Collected data entries

_____

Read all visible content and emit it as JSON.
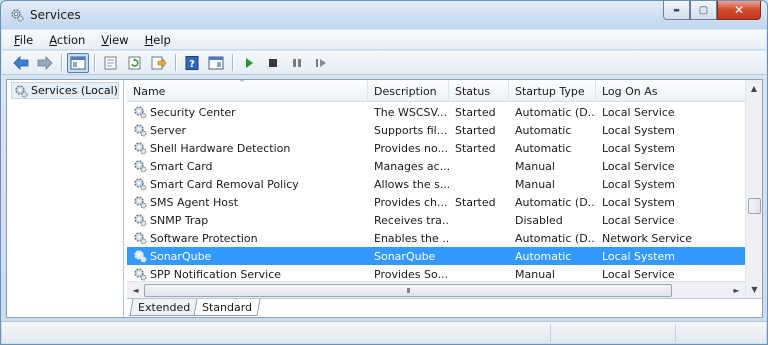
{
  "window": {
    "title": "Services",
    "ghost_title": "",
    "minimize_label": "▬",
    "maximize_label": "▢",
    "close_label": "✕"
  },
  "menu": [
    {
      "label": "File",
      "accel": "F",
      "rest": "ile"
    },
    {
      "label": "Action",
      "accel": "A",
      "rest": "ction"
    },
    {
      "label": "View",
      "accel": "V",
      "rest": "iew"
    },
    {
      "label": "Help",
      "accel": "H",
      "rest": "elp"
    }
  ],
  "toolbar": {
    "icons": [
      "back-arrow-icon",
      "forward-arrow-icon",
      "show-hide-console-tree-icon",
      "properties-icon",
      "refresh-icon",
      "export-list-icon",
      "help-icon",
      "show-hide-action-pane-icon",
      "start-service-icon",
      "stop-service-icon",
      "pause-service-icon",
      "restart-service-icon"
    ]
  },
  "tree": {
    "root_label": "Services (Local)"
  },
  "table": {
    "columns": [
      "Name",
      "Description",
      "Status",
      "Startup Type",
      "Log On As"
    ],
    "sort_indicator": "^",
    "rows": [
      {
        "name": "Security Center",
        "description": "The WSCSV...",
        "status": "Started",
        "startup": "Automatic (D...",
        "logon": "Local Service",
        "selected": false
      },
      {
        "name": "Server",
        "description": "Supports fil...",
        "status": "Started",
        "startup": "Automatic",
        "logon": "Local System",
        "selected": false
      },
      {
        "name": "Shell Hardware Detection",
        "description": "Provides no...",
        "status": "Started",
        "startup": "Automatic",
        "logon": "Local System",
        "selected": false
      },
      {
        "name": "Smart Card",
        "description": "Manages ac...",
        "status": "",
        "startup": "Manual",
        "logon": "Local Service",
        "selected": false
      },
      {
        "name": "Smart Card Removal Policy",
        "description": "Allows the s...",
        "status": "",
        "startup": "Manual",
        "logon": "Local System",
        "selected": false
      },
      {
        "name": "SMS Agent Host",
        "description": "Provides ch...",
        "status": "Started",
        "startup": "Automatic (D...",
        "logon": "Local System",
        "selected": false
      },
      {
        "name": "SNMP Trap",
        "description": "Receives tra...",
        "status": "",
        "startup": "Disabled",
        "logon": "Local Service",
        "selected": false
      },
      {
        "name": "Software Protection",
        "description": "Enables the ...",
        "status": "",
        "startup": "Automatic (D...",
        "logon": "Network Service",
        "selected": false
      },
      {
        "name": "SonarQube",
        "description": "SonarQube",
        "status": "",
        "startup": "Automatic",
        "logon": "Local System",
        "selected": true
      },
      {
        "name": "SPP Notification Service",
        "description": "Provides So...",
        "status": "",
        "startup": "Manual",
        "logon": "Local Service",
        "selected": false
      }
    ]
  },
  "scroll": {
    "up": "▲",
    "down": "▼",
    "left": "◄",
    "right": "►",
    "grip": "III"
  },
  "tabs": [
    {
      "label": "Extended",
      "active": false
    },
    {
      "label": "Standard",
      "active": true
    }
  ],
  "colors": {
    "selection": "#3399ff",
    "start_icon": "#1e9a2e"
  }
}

_____

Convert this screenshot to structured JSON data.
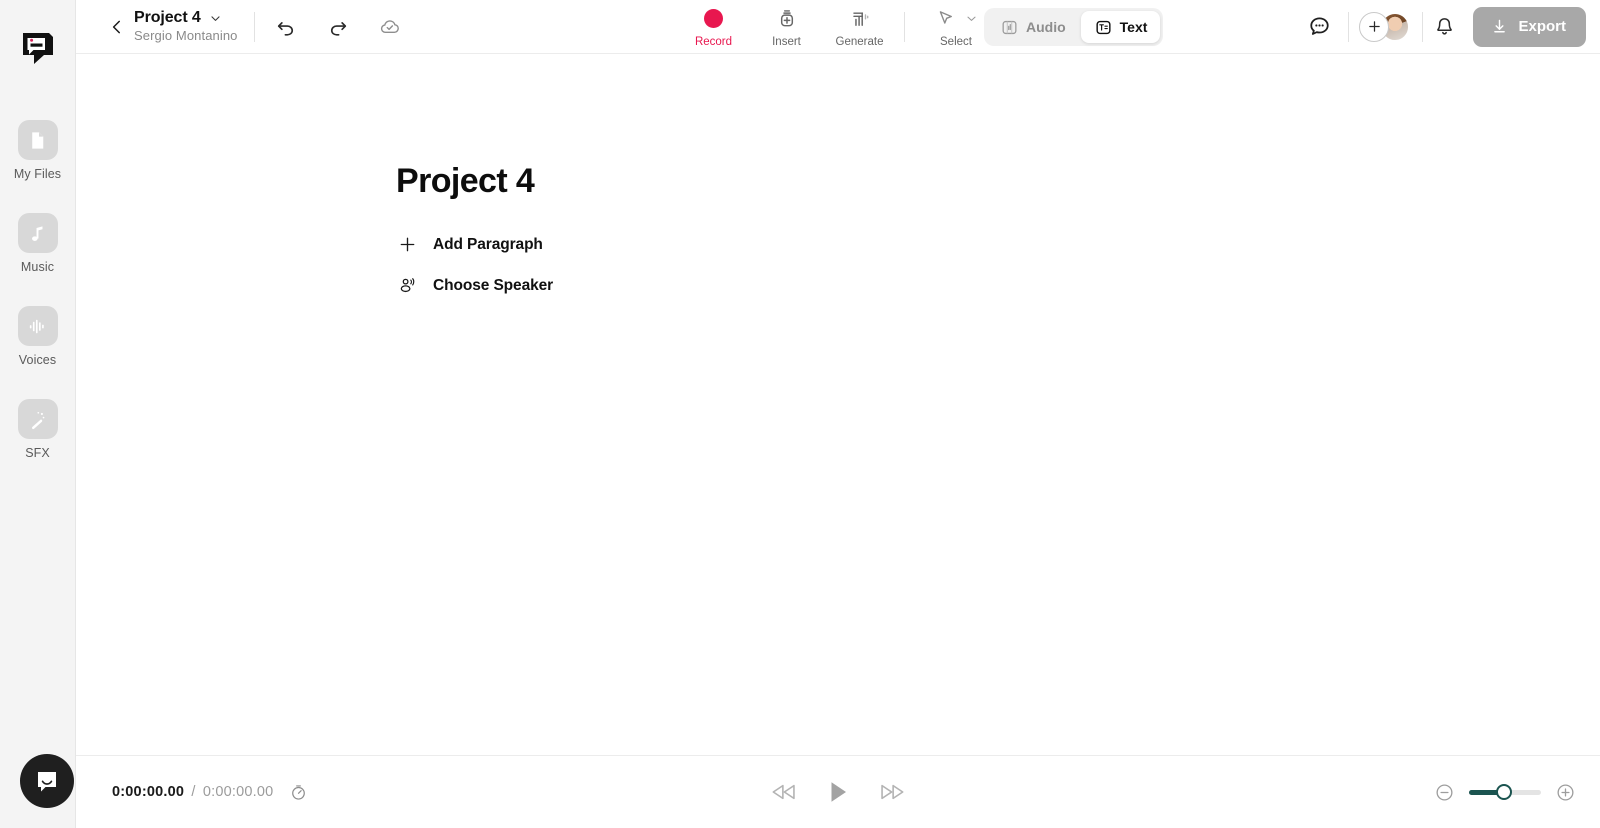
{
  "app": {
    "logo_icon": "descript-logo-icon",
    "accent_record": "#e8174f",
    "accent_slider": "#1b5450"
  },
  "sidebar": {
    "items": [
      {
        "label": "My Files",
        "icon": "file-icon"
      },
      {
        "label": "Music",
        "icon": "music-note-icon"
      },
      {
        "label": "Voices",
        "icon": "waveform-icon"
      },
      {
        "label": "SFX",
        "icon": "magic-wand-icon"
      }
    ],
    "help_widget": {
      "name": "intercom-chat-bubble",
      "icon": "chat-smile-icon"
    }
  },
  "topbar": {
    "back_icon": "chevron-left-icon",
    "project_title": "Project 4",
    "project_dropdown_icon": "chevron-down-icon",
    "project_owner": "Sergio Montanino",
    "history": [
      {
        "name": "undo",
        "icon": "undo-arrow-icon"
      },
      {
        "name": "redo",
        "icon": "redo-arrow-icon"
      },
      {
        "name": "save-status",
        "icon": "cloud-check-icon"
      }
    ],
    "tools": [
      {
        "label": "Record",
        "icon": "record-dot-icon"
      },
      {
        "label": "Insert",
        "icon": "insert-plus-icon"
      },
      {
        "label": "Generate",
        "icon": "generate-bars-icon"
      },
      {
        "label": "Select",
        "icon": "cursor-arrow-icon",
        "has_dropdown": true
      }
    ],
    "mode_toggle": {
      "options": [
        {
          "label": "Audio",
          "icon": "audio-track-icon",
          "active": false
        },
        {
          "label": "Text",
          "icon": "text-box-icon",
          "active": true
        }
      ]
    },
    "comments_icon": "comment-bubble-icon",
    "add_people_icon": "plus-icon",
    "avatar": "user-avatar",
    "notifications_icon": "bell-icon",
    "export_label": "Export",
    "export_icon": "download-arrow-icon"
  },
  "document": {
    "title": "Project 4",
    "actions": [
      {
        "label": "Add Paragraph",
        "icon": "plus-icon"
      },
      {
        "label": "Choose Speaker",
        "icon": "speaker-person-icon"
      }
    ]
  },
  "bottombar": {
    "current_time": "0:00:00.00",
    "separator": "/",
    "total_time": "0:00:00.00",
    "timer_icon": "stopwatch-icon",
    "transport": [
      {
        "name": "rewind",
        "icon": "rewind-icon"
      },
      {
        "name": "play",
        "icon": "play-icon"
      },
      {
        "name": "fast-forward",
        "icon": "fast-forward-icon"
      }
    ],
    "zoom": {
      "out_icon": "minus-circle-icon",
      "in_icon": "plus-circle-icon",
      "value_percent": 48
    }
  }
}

_____

What you will do
Please list every line of the records that contains "Services".

The result
    "title": "Services",
    "root_label": "Services (Local)"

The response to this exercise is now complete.